* [Data listing]
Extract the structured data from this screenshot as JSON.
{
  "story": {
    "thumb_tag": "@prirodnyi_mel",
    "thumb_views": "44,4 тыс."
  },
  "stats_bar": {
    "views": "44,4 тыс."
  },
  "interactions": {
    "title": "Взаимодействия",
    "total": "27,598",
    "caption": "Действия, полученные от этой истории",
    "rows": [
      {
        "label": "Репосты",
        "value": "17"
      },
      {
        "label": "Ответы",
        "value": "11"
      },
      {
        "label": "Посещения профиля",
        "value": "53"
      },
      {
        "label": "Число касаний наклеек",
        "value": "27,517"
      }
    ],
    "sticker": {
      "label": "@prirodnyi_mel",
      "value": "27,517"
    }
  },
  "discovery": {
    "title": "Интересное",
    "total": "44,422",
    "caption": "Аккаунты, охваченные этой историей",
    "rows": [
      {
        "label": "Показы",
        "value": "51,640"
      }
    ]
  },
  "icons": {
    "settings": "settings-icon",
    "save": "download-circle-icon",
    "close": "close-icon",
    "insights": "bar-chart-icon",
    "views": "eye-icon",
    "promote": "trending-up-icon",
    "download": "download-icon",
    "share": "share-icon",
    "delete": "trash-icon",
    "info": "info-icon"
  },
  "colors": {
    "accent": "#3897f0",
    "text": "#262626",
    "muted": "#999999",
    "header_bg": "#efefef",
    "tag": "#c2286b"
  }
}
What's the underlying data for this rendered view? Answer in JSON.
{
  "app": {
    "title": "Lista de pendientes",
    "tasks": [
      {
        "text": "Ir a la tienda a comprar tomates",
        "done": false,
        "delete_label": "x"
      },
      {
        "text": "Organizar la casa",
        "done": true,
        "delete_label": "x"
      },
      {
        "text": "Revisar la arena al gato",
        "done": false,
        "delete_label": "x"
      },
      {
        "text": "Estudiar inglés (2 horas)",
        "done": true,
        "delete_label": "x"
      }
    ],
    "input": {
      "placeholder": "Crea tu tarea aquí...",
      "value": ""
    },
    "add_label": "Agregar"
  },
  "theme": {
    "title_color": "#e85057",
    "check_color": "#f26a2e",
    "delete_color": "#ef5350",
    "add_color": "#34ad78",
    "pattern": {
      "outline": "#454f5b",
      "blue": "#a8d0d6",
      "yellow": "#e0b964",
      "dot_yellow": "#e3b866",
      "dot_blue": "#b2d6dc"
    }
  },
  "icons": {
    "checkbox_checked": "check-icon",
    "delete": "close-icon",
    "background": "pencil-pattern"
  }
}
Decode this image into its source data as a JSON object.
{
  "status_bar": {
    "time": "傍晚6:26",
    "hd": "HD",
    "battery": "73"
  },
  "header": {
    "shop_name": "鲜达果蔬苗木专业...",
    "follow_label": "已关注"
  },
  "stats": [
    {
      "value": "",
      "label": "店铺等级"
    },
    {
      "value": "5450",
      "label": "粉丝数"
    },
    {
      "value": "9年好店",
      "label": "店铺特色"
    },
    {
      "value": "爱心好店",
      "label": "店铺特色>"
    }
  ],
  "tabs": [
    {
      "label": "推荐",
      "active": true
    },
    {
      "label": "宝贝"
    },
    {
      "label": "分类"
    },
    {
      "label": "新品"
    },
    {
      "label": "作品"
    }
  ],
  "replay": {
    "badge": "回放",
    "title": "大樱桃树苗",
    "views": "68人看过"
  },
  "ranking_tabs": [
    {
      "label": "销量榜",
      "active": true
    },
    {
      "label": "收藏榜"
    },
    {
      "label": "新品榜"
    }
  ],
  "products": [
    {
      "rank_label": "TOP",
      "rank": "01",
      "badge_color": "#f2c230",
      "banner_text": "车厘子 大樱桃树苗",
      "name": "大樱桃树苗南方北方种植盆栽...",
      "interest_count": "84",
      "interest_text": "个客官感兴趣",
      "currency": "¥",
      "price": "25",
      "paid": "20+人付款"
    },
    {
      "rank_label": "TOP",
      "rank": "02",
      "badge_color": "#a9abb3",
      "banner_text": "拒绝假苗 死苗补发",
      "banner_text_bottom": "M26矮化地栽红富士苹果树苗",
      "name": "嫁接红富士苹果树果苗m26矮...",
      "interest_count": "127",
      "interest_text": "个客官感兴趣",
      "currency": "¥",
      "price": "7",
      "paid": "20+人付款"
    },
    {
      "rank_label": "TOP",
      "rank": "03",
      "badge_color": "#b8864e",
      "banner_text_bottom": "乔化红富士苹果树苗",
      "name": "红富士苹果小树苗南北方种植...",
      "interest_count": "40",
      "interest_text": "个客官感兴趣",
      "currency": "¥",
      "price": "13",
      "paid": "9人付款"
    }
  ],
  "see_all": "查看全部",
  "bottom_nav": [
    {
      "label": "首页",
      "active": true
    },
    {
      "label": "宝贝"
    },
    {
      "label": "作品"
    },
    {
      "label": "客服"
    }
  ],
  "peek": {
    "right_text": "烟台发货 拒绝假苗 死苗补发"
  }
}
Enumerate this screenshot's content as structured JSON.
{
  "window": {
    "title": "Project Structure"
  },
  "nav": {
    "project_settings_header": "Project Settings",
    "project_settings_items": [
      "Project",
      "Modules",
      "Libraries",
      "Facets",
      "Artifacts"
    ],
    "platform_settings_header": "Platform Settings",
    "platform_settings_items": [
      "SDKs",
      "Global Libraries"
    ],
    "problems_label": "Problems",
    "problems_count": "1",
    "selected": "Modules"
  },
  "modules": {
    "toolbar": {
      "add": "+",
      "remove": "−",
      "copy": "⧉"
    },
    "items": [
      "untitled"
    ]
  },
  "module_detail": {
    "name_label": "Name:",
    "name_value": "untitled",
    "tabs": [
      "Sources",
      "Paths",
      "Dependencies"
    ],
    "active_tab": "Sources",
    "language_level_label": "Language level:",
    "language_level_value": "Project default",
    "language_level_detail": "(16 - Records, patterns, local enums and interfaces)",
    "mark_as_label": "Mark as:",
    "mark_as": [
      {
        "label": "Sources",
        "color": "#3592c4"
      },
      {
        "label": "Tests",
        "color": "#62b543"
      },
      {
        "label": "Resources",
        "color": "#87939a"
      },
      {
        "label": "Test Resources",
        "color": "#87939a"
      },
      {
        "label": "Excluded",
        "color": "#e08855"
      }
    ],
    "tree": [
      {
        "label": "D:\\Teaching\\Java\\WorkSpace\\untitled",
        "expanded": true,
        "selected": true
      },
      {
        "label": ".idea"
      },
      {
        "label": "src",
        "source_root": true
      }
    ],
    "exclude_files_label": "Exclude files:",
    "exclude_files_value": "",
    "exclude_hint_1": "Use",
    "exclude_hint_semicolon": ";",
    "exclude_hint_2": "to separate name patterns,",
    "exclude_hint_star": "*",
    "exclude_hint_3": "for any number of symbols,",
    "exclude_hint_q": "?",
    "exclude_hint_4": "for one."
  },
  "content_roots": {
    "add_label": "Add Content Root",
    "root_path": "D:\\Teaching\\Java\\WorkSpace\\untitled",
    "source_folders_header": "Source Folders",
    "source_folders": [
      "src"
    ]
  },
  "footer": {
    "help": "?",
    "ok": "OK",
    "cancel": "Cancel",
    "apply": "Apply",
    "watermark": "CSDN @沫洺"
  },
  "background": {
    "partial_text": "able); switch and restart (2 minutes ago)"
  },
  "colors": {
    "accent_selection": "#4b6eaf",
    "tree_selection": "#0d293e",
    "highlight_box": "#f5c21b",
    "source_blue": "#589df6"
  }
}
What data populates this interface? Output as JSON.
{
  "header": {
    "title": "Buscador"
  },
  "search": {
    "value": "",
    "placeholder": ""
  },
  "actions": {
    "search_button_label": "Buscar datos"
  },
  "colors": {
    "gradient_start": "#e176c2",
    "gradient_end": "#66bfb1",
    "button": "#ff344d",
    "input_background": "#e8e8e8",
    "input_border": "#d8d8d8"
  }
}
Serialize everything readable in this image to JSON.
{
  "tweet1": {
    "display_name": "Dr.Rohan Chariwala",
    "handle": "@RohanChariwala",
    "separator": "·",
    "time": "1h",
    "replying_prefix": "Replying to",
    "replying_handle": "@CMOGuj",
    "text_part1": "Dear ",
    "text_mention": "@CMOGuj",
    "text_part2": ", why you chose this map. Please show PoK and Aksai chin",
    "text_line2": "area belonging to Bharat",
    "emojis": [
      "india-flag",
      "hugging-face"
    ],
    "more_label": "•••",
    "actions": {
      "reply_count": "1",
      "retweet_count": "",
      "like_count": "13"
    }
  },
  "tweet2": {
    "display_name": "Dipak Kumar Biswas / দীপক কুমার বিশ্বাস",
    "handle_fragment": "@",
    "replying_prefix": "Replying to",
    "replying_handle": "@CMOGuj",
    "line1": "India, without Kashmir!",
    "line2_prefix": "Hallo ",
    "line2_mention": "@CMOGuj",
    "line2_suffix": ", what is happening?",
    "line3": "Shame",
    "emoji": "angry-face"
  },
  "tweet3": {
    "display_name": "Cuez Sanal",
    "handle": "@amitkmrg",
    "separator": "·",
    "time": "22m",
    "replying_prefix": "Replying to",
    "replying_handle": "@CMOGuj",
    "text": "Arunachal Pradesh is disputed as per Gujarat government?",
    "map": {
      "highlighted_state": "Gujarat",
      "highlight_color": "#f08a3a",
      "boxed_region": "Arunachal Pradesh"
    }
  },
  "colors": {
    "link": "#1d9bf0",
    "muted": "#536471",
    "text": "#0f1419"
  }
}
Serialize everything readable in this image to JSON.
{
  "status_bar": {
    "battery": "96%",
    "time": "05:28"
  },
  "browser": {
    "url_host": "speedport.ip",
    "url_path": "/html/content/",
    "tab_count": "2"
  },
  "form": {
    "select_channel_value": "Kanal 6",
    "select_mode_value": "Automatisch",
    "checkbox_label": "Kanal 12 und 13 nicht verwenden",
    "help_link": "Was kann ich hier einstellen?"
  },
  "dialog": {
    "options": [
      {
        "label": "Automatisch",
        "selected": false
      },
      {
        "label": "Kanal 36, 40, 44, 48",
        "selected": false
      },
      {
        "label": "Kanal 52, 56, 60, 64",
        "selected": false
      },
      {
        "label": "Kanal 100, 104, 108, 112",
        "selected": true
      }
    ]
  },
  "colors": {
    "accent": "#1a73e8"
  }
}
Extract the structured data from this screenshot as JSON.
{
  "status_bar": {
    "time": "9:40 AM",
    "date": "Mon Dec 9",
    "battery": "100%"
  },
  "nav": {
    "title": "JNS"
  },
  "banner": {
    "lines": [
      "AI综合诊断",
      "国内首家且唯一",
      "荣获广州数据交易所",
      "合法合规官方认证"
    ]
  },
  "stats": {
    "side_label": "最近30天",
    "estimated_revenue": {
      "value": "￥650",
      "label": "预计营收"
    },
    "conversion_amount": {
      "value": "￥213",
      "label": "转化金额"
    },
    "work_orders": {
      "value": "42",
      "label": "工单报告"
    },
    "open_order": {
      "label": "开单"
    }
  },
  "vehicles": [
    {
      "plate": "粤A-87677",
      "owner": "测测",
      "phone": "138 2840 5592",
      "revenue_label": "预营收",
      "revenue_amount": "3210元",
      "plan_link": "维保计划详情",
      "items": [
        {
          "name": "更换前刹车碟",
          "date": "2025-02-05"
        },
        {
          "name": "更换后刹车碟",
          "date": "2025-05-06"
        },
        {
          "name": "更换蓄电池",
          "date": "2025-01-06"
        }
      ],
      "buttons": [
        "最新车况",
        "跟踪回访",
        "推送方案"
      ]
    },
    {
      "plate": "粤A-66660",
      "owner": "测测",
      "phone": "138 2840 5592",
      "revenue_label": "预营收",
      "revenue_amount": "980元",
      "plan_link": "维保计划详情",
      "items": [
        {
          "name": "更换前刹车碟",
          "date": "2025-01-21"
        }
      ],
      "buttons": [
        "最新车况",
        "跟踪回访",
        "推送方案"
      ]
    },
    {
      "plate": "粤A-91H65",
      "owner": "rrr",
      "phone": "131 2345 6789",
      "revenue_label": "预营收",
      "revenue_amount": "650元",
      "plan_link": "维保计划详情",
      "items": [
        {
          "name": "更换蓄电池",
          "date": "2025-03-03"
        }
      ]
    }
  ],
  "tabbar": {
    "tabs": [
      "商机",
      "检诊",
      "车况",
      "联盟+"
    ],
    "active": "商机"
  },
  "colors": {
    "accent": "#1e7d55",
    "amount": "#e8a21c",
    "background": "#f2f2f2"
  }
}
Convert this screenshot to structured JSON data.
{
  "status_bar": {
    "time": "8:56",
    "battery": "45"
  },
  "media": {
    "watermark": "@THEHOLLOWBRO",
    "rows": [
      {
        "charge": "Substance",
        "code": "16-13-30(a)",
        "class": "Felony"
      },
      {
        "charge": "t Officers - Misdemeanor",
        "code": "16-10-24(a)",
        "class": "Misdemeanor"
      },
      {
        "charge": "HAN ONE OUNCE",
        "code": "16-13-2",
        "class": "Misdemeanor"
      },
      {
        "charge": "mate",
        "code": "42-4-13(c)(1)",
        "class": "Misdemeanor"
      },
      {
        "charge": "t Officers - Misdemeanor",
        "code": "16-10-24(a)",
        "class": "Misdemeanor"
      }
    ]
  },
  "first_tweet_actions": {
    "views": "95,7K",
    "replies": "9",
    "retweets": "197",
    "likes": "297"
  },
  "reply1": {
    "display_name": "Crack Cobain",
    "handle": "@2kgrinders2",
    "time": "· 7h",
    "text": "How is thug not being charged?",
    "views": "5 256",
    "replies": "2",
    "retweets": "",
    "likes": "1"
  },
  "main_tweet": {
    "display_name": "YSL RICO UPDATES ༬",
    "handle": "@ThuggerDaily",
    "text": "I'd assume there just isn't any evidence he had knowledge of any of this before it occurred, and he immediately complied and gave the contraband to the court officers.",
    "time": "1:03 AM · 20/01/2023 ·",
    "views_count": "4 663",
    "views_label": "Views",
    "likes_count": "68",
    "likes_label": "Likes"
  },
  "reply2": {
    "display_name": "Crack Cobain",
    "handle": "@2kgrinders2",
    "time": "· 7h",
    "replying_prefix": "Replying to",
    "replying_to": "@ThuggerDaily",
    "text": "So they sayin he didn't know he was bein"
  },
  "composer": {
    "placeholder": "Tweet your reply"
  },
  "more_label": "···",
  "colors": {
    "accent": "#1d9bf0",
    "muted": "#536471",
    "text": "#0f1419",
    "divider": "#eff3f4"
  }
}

* [REQUEST] Return every line of the preceding records in which the word "Resources" appears.

* [RESPONSE BELOW]
        "label": "Resources",
        "label": "Test Resources",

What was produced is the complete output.